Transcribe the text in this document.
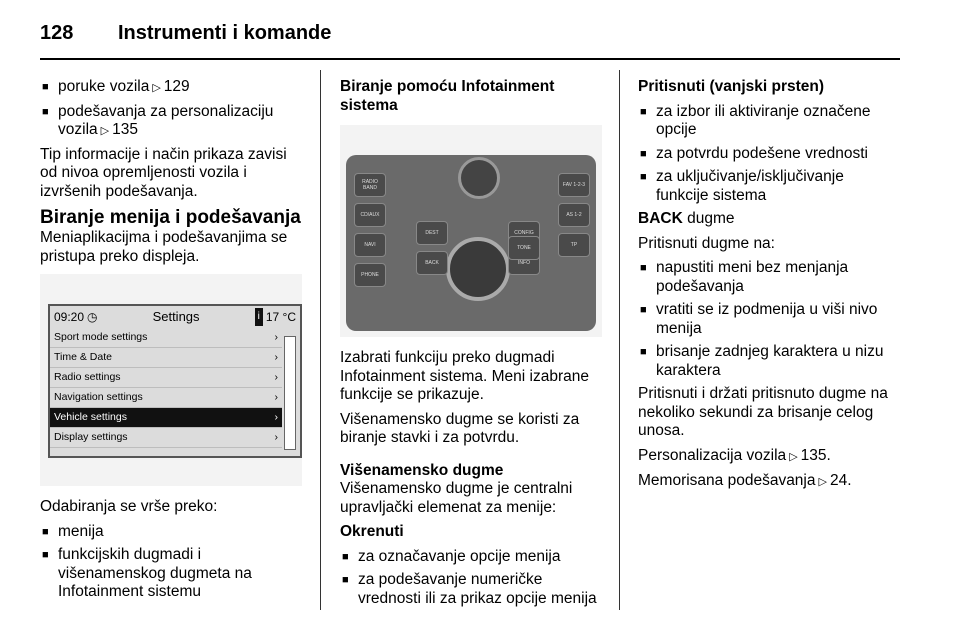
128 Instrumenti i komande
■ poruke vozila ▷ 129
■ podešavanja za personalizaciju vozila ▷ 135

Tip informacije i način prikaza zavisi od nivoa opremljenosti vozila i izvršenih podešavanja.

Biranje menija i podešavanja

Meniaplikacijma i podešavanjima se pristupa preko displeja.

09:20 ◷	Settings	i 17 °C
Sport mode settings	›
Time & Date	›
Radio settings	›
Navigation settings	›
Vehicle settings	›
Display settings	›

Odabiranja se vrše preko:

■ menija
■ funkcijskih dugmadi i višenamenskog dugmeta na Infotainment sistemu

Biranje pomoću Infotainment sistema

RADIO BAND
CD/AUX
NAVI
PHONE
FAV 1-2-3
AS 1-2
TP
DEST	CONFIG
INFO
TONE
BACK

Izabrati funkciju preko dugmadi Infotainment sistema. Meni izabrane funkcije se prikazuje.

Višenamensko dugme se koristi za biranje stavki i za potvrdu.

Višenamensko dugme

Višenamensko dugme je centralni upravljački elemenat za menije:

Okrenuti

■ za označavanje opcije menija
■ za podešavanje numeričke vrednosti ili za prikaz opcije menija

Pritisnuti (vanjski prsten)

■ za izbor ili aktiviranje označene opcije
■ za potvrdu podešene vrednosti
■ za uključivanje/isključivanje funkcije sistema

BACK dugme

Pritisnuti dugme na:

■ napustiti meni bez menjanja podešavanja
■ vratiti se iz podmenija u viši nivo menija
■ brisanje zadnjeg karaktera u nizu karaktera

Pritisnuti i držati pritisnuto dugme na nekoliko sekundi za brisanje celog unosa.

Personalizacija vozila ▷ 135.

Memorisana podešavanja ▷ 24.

==

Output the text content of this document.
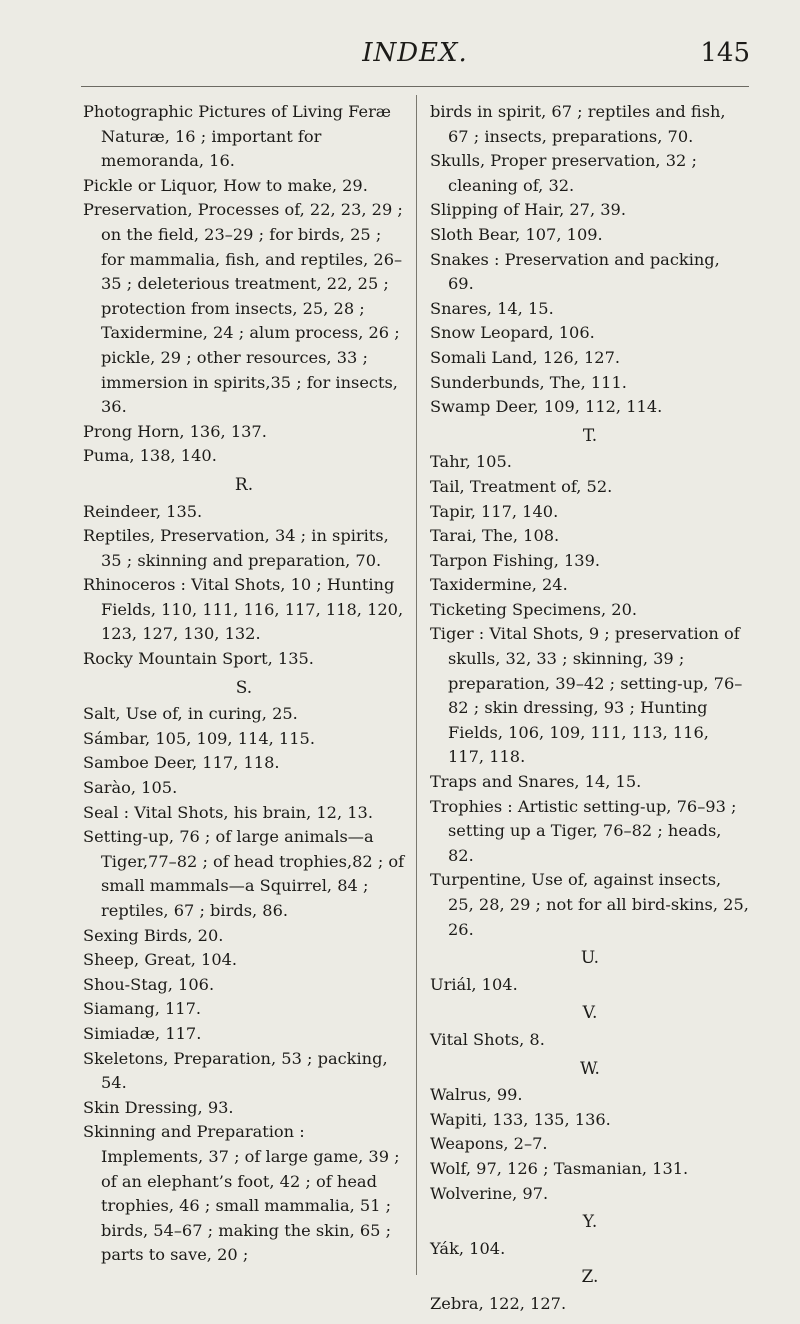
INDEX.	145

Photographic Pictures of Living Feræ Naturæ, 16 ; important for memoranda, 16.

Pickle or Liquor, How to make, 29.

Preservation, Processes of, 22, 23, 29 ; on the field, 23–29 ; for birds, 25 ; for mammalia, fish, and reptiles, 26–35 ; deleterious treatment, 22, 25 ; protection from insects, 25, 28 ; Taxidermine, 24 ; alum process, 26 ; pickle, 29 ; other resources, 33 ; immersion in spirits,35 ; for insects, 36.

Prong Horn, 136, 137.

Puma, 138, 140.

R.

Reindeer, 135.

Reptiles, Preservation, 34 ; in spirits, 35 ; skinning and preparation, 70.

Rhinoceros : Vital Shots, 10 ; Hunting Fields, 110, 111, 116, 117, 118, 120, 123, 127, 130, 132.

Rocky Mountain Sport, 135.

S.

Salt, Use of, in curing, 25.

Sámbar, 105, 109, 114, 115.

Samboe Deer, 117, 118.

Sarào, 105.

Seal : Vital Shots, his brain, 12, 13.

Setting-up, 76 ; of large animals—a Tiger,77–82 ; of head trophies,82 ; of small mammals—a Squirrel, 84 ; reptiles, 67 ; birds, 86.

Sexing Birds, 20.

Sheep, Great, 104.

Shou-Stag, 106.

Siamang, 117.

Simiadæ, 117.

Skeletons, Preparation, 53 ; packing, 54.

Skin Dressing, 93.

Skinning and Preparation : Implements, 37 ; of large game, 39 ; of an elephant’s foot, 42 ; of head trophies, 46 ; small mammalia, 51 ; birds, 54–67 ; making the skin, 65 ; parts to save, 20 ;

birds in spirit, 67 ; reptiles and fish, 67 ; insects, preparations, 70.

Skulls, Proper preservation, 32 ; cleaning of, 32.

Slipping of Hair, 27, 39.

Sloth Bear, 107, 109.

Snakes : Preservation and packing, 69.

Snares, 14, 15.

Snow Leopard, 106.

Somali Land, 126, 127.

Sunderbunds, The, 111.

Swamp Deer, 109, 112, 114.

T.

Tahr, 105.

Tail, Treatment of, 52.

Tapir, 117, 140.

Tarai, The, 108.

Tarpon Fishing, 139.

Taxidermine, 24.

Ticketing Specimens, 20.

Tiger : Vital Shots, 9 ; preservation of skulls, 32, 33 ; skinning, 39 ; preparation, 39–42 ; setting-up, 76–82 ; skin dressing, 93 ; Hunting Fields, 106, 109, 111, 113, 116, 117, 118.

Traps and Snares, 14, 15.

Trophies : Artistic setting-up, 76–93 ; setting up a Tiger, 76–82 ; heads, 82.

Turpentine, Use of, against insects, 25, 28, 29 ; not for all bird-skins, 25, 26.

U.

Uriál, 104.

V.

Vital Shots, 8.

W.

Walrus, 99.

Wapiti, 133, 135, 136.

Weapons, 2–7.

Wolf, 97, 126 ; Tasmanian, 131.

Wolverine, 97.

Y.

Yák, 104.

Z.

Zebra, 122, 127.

### Task prompt
Gather all lines from the listing above in which "this" occurs.

### Response to the task
Transcribe the text in this document.
Output the text content of this document.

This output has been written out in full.